■ GIVEN EXERCISE ■
Give only the number of lines in the records below that contain the word "ylabel".

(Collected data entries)
>>>>
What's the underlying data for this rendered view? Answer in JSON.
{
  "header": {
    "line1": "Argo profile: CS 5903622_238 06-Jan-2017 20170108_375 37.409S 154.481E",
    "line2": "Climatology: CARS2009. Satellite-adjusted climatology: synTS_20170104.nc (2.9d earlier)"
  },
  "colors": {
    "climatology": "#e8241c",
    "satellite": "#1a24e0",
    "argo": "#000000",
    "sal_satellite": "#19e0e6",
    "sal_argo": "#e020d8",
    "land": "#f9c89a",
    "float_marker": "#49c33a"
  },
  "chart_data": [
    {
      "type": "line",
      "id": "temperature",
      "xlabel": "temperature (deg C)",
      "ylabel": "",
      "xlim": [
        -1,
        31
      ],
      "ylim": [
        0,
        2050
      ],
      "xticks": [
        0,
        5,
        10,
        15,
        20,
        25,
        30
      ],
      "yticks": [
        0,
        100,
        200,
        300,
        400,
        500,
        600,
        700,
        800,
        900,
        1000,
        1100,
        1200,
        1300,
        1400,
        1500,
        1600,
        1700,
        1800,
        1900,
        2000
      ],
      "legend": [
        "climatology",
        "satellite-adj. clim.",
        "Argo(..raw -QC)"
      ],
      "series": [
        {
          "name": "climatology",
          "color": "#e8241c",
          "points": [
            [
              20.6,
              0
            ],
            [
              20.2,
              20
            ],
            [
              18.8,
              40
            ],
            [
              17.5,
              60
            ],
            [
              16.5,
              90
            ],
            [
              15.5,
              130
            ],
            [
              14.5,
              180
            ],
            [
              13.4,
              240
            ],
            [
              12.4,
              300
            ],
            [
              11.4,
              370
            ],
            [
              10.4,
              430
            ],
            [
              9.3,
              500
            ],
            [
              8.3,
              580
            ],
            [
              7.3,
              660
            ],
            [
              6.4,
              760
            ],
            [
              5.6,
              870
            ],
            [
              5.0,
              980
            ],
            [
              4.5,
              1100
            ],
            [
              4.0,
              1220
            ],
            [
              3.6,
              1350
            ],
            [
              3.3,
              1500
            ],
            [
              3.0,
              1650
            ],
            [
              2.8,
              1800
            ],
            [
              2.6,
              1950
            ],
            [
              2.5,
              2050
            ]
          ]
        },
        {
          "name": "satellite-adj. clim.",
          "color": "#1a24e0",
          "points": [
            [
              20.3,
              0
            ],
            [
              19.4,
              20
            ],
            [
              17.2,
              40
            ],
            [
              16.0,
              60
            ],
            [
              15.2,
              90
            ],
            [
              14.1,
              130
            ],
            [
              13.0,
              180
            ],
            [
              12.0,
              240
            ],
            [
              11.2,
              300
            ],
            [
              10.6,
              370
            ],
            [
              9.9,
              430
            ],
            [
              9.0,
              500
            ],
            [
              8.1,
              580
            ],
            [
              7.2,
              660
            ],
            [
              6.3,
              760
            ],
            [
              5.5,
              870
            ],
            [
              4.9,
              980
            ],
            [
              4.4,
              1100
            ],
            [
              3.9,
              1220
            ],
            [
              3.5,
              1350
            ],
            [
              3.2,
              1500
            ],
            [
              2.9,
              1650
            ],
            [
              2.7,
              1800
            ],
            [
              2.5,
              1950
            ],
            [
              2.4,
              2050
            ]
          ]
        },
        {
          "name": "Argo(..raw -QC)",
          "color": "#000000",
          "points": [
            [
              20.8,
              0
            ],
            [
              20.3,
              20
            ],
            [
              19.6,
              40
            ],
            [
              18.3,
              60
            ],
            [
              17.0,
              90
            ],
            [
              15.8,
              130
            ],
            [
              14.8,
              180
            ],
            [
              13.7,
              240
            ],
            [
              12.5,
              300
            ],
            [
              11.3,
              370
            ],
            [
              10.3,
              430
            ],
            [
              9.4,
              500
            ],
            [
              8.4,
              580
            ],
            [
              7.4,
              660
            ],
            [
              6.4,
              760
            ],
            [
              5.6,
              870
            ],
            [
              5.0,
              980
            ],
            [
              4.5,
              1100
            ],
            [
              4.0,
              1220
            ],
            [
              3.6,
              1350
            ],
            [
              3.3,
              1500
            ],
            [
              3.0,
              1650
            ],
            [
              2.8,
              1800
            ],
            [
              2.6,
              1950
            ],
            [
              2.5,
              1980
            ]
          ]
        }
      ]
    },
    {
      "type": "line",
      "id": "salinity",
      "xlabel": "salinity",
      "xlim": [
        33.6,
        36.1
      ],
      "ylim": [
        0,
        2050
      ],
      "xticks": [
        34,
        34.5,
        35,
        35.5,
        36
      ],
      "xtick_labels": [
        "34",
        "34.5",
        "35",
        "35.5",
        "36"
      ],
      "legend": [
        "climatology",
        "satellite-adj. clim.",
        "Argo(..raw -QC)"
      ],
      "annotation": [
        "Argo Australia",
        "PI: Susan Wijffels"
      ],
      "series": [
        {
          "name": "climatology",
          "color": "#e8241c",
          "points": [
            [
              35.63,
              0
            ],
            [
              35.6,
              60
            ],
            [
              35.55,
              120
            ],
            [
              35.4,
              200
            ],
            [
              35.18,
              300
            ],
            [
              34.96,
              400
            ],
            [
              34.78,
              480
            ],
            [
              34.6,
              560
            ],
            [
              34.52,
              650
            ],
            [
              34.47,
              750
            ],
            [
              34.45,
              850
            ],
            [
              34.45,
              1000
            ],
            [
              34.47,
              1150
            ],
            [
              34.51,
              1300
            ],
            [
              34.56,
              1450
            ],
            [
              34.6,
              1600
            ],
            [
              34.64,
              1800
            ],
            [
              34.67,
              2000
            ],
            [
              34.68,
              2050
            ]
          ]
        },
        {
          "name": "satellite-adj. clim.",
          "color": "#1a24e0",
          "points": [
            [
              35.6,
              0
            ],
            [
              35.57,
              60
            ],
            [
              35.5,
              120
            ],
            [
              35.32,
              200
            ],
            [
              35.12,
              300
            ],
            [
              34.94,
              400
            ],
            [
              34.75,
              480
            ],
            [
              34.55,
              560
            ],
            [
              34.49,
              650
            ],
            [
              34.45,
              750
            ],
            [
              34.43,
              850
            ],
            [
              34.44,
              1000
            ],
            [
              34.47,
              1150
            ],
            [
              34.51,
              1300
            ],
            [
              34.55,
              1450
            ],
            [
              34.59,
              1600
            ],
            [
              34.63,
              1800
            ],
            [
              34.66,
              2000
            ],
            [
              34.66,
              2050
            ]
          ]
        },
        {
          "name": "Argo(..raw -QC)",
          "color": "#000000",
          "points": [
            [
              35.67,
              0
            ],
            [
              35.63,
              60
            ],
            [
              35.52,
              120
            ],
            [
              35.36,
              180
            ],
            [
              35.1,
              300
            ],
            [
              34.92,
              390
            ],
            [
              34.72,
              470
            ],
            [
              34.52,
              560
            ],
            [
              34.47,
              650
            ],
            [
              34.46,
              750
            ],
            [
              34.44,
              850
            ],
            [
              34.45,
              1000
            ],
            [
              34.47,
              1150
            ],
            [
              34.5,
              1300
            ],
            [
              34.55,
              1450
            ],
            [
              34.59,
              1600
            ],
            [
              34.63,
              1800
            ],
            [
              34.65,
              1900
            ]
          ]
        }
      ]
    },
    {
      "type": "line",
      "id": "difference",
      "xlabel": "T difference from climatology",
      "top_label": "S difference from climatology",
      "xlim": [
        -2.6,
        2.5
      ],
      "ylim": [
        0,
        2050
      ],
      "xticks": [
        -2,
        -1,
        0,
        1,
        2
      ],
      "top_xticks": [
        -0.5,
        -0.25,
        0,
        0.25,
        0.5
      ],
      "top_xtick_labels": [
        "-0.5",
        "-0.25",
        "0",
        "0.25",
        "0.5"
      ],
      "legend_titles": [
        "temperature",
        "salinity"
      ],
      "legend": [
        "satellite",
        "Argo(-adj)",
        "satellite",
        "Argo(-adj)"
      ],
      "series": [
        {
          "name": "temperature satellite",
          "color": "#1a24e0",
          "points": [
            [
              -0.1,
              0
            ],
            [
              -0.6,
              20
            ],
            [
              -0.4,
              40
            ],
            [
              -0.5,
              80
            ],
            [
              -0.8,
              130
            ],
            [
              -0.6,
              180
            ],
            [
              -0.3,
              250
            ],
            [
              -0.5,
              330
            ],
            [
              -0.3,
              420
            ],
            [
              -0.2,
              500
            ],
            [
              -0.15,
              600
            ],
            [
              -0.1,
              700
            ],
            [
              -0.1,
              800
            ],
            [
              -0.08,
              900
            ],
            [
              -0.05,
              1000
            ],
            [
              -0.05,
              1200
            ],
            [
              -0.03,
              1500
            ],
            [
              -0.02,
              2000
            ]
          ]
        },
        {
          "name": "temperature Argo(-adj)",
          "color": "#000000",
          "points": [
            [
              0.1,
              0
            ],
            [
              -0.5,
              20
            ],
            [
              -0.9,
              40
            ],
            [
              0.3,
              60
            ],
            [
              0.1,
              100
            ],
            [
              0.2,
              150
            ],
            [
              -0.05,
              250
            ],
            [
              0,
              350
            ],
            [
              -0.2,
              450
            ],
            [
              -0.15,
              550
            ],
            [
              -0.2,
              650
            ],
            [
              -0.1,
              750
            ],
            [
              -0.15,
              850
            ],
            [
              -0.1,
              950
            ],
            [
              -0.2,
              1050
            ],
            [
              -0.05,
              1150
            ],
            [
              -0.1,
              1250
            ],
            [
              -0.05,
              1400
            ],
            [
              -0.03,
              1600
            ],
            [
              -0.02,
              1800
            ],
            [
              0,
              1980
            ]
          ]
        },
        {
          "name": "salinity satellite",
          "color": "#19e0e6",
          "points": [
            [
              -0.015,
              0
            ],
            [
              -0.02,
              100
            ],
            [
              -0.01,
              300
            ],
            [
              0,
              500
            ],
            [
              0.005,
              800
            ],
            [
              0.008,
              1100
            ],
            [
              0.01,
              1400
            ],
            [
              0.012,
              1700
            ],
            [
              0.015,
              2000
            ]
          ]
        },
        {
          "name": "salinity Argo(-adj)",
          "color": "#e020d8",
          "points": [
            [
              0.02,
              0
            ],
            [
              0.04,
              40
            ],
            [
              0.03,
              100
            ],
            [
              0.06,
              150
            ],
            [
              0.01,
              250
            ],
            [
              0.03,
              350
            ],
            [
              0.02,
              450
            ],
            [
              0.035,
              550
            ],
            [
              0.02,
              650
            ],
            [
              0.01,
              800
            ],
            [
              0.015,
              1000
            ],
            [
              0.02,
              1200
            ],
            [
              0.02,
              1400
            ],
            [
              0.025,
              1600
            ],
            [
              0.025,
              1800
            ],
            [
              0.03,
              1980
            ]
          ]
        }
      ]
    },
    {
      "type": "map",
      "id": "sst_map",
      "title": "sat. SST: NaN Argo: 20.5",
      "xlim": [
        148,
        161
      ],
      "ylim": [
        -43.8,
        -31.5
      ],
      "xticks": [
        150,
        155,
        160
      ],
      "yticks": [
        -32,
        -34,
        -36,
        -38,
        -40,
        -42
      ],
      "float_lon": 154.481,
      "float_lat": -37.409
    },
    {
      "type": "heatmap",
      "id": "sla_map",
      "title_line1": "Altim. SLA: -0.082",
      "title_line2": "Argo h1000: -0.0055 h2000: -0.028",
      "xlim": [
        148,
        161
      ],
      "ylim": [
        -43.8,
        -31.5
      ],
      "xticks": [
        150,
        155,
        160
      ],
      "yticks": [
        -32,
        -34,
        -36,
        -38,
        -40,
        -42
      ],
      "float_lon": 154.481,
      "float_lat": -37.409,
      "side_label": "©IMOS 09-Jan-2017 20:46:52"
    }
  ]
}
<<<<
>>>>
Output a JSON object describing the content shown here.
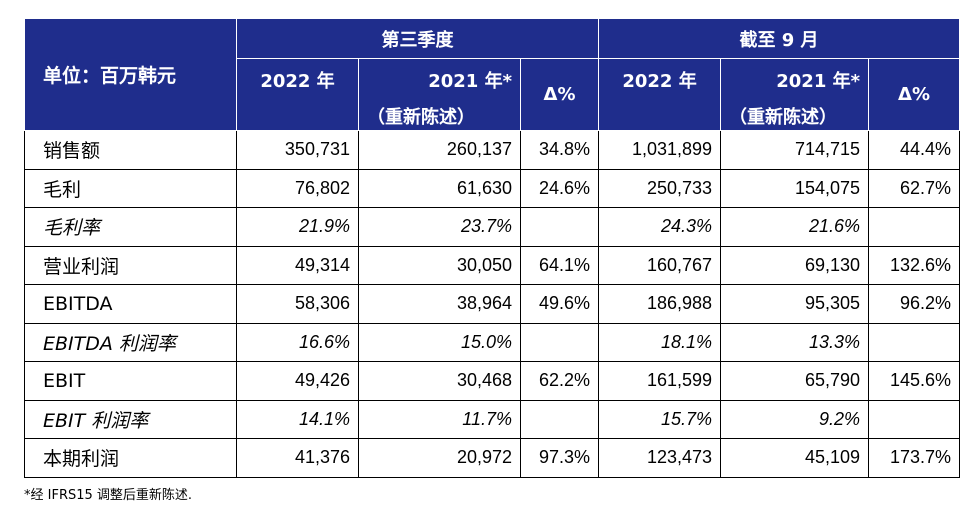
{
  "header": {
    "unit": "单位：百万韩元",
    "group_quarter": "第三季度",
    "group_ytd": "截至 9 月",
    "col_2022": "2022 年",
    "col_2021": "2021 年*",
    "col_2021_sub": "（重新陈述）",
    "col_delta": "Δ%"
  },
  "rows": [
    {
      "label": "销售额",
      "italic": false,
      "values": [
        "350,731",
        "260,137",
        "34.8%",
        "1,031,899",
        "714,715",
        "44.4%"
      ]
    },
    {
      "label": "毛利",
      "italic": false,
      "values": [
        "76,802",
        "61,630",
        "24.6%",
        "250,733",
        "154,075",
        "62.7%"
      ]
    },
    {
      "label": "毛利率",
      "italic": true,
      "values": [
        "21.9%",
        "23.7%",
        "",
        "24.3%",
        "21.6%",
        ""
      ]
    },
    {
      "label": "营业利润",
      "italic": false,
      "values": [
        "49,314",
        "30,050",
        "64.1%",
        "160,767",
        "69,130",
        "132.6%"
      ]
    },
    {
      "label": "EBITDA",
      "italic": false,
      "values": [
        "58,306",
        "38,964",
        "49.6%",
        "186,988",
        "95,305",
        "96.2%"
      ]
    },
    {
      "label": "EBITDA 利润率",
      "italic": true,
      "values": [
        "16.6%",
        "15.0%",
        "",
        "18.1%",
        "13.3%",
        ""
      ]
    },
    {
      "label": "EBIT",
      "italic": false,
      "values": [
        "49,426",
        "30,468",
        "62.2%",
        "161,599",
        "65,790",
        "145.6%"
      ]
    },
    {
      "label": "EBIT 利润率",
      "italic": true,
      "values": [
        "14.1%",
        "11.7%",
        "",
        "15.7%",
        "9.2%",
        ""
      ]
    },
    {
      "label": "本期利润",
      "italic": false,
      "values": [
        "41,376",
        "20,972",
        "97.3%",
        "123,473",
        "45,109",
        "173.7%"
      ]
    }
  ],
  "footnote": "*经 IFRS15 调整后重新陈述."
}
<<<<
>>>>
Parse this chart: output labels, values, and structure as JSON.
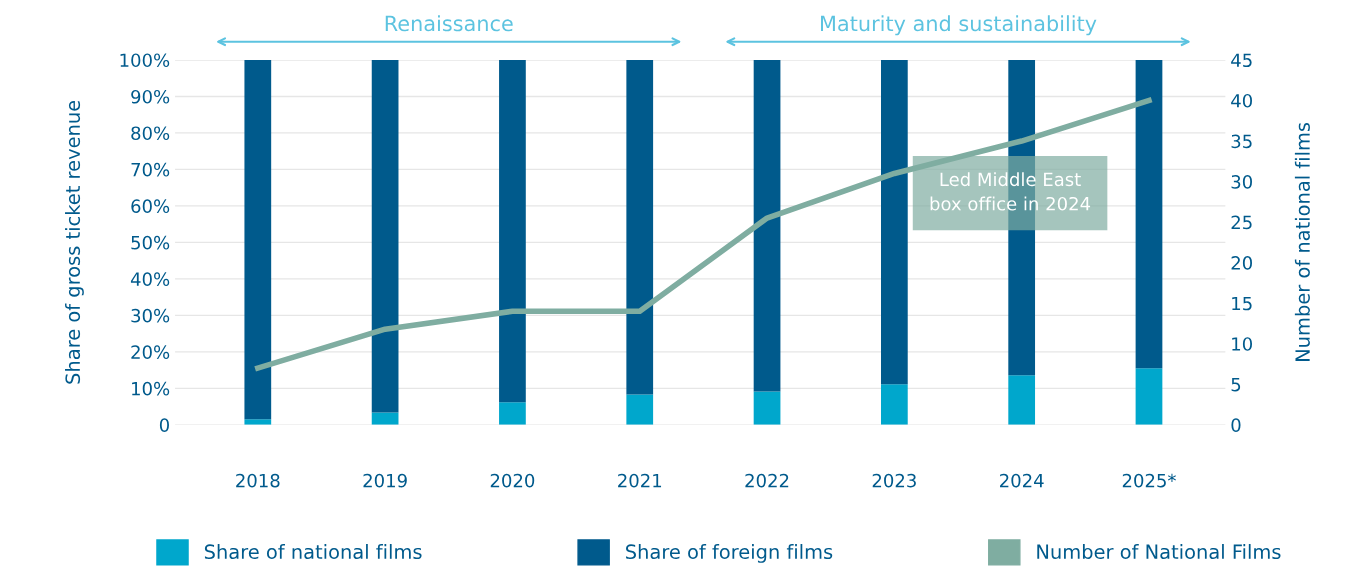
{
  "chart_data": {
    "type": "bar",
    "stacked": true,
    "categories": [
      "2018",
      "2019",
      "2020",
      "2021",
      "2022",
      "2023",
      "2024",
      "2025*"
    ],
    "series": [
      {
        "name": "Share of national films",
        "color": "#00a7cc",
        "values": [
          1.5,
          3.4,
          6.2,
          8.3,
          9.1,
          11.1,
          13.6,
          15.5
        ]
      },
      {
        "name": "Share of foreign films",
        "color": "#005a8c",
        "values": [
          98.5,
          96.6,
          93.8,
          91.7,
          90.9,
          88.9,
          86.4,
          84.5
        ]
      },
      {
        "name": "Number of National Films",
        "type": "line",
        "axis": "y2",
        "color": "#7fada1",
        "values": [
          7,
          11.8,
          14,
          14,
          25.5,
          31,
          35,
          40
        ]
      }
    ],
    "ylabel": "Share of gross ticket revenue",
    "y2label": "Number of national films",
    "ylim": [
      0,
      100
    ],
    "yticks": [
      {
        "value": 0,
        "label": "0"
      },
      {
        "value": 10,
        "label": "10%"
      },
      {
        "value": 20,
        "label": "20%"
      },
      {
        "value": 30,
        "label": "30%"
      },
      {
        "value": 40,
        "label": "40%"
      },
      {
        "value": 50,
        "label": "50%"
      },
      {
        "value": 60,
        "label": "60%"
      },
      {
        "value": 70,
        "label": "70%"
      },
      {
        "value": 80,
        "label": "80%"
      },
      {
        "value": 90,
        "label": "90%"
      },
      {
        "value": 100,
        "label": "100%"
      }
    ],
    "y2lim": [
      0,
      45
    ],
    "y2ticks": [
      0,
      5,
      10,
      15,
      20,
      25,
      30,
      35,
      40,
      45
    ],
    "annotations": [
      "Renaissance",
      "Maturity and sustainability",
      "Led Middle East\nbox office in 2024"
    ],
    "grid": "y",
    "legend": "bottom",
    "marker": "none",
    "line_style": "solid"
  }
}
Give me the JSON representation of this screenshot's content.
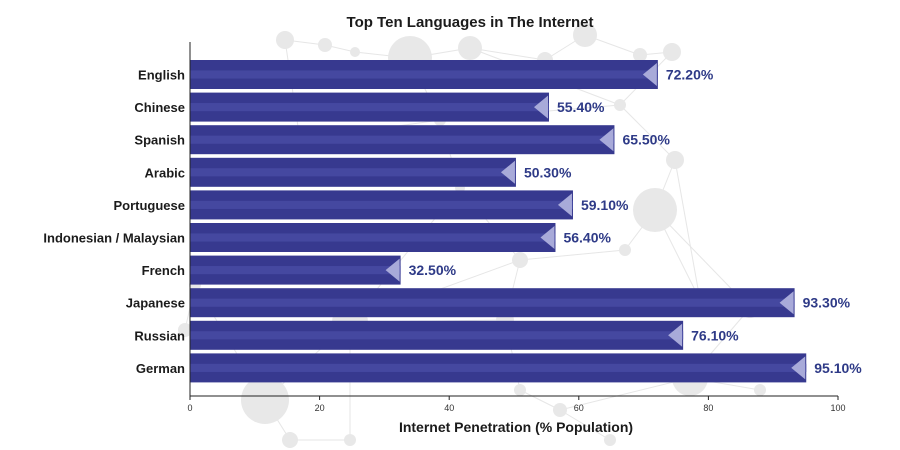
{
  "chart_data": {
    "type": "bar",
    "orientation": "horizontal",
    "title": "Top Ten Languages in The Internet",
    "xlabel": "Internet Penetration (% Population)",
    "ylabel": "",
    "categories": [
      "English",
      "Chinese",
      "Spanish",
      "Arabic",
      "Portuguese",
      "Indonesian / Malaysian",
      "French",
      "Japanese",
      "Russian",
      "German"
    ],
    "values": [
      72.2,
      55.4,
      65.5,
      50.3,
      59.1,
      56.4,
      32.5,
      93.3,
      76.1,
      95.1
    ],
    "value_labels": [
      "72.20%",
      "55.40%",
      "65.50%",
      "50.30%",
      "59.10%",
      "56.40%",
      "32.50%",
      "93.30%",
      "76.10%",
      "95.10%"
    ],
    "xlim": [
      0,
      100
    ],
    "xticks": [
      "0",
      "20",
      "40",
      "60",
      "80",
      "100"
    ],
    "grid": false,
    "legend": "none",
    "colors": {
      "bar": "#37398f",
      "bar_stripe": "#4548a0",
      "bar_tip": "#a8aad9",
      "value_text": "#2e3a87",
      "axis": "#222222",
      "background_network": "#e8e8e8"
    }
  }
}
<<<<
■ OUTPUT FOR THIS EXERCISE ■
3